GIVEN PROBLEM:
Identify the lines that contain the string "FROM" and copy all of them.

THE DATA:
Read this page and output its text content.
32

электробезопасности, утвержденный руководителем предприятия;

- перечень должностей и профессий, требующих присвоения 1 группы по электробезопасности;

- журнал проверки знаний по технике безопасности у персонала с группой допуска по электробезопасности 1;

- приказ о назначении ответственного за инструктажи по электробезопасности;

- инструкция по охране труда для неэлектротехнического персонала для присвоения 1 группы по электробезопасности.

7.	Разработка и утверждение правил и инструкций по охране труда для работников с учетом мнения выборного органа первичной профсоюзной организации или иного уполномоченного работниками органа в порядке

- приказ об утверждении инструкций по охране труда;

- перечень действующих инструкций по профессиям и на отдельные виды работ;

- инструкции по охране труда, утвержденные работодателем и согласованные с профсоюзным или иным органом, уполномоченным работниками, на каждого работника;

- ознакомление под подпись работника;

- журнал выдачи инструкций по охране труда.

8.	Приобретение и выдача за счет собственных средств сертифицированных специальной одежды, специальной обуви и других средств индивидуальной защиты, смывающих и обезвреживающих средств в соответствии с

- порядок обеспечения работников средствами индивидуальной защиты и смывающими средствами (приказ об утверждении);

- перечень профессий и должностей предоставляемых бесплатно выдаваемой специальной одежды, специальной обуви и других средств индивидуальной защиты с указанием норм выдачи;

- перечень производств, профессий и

...

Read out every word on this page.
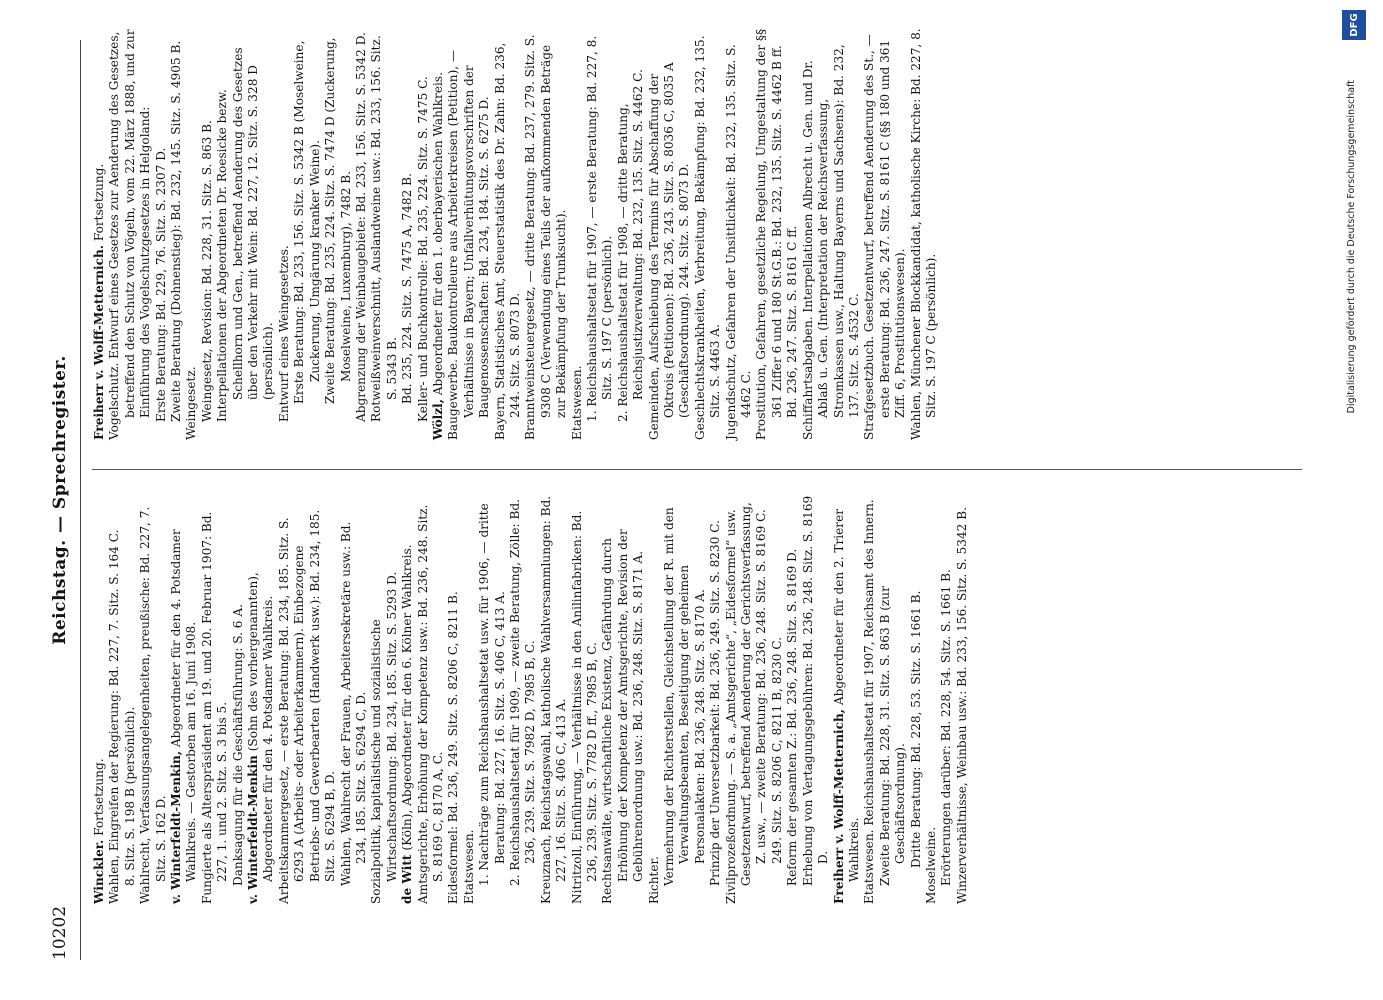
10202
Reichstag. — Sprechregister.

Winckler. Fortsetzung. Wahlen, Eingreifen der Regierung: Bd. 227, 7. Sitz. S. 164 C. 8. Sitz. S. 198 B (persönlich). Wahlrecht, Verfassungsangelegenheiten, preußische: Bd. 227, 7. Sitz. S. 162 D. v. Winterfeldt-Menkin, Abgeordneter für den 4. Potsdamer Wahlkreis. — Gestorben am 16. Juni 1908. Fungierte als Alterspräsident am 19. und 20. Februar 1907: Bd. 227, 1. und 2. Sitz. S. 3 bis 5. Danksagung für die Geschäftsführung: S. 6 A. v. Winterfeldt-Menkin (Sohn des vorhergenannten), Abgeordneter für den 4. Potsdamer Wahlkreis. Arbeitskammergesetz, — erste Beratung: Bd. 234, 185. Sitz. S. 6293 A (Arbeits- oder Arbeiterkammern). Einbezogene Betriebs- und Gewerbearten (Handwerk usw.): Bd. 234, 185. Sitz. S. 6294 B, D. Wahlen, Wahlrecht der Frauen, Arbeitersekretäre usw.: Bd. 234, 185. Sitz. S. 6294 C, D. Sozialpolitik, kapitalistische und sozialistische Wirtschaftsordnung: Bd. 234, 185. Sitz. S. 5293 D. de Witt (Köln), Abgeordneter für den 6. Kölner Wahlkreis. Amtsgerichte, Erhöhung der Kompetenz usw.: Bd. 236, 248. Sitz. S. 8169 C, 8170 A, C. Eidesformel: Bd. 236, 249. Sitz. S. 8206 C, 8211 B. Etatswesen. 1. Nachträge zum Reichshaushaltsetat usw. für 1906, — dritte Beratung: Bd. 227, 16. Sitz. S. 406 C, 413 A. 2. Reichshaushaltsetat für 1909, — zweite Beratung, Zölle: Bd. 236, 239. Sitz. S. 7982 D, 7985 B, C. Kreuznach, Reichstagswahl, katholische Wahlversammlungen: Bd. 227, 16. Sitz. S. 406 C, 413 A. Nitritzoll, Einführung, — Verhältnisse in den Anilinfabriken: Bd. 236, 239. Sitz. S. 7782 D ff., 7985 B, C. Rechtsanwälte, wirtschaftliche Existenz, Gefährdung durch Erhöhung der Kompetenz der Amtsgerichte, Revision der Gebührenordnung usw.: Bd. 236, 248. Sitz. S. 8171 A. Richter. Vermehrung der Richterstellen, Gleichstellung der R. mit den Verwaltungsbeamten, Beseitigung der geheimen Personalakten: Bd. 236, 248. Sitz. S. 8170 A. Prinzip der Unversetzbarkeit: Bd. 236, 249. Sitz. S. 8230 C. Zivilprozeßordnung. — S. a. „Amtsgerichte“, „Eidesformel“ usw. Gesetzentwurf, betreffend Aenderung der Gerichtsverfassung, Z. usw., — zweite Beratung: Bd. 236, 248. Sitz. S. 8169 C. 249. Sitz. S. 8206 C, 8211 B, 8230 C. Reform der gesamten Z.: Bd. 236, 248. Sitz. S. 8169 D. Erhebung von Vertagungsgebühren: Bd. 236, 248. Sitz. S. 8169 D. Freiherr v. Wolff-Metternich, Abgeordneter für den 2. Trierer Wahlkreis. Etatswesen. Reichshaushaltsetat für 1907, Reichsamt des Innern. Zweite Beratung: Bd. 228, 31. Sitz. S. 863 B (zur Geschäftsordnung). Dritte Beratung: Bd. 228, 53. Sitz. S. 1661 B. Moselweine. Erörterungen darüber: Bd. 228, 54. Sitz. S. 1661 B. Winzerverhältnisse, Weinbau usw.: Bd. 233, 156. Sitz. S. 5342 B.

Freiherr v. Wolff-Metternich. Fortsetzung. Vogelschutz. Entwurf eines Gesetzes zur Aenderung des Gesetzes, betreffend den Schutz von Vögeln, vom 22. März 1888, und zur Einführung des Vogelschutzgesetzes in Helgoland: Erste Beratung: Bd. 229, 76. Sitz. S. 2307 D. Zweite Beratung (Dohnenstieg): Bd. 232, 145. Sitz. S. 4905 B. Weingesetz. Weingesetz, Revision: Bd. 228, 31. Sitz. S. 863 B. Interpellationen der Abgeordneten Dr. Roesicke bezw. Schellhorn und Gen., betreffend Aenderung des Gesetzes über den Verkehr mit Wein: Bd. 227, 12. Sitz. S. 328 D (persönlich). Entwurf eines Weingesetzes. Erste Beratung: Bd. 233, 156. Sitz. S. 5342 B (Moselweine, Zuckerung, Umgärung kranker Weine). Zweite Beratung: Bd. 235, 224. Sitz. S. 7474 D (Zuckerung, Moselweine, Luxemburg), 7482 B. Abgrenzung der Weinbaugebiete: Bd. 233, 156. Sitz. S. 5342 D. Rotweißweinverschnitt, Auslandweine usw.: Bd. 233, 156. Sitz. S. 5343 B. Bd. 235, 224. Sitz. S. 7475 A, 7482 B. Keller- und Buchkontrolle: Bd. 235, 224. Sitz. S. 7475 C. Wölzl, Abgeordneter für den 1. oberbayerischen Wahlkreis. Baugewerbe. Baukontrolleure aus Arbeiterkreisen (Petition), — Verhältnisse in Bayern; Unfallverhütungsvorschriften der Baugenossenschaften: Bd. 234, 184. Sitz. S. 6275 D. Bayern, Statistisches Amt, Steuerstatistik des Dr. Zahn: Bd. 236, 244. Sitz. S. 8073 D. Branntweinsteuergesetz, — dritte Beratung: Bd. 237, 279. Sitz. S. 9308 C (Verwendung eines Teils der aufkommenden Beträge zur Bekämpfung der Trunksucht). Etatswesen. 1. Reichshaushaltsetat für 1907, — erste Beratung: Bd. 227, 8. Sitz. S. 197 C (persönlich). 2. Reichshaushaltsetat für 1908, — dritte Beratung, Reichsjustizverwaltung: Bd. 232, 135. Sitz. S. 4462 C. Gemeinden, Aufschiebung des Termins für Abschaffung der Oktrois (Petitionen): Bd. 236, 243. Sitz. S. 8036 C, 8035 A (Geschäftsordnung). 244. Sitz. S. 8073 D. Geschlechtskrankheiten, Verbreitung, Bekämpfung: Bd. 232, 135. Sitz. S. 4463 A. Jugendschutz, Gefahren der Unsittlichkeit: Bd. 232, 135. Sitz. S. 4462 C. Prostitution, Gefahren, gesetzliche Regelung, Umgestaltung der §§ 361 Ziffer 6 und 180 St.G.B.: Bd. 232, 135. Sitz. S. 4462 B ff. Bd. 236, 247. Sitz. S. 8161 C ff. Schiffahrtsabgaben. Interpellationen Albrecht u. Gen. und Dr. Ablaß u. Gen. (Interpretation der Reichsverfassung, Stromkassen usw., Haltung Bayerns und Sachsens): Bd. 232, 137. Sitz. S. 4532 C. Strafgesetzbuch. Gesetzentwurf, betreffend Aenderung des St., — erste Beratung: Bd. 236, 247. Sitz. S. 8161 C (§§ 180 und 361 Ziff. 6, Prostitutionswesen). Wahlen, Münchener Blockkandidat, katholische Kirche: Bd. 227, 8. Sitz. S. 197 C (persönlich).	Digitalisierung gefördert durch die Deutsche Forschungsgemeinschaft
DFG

* * *

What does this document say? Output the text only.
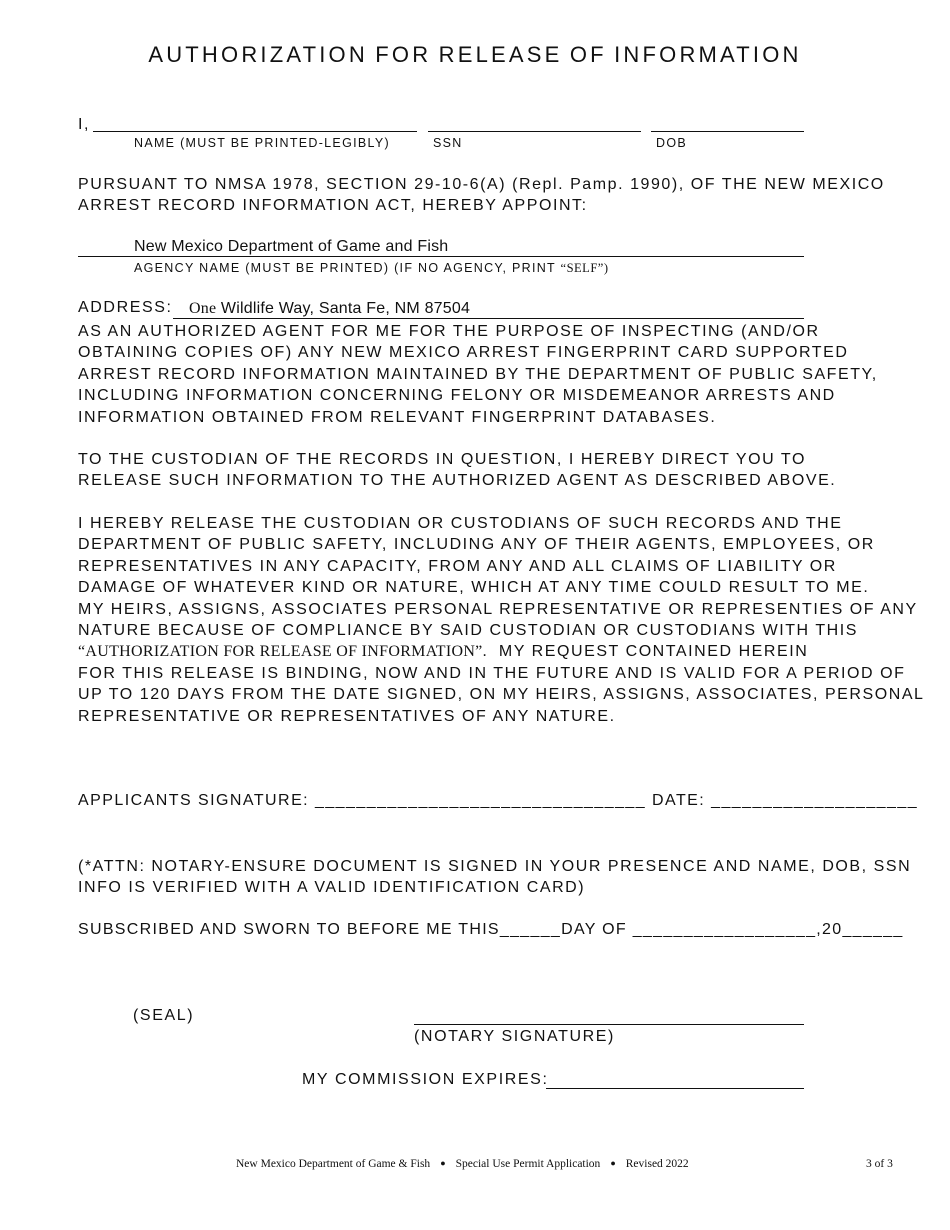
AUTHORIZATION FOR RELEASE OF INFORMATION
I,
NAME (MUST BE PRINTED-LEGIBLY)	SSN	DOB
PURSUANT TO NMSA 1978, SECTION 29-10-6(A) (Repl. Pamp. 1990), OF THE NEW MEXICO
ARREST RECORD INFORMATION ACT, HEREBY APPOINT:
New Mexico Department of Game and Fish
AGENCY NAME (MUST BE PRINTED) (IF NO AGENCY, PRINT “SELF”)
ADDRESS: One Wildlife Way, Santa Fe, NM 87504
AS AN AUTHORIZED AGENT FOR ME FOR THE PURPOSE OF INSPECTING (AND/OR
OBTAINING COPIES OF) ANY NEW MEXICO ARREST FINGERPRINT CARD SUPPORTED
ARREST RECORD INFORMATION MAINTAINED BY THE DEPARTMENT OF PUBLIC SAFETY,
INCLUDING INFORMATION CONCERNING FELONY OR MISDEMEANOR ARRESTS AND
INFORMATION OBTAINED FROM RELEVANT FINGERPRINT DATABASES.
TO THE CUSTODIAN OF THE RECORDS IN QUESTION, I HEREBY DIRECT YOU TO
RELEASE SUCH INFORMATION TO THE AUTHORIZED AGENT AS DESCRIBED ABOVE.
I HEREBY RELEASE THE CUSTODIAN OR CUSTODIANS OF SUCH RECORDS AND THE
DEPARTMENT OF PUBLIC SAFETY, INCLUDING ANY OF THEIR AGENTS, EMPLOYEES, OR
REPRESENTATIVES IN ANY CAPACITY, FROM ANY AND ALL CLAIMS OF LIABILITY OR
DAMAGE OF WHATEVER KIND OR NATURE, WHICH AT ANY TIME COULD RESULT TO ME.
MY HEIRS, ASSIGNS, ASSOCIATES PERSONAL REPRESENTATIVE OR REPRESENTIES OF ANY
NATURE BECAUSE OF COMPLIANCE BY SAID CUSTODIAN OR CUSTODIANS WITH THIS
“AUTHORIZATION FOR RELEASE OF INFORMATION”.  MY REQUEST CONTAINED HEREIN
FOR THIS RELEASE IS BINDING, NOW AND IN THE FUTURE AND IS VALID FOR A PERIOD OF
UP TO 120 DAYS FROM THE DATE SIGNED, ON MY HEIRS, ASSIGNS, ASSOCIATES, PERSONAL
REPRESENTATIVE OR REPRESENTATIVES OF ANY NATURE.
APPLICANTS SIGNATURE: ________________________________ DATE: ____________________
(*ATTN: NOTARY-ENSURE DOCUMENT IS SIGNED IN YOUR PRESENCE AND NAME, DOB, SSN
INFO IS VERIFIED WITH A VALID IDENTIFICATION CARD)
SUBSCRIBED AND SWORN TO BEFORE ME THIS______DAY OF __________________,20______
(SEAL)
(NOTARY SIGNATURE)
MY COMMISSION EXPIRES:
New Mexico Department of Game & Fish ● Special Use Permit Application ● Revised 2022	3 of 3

RESULT OF THE TASK:
INFORMATION OBTAINED FROM RELEVANT FINGERPRINT DATABASES.
REPRESENTATIVES IN ANY CAPACITY, FROM ANY AND ALL CLAIMS OF LIABILITY OR
UP TO 120 DAYS FROM THE DATE SIGNED, ON MY HEIRS, ASSIGNS, ASSOCIATES, PERSONAL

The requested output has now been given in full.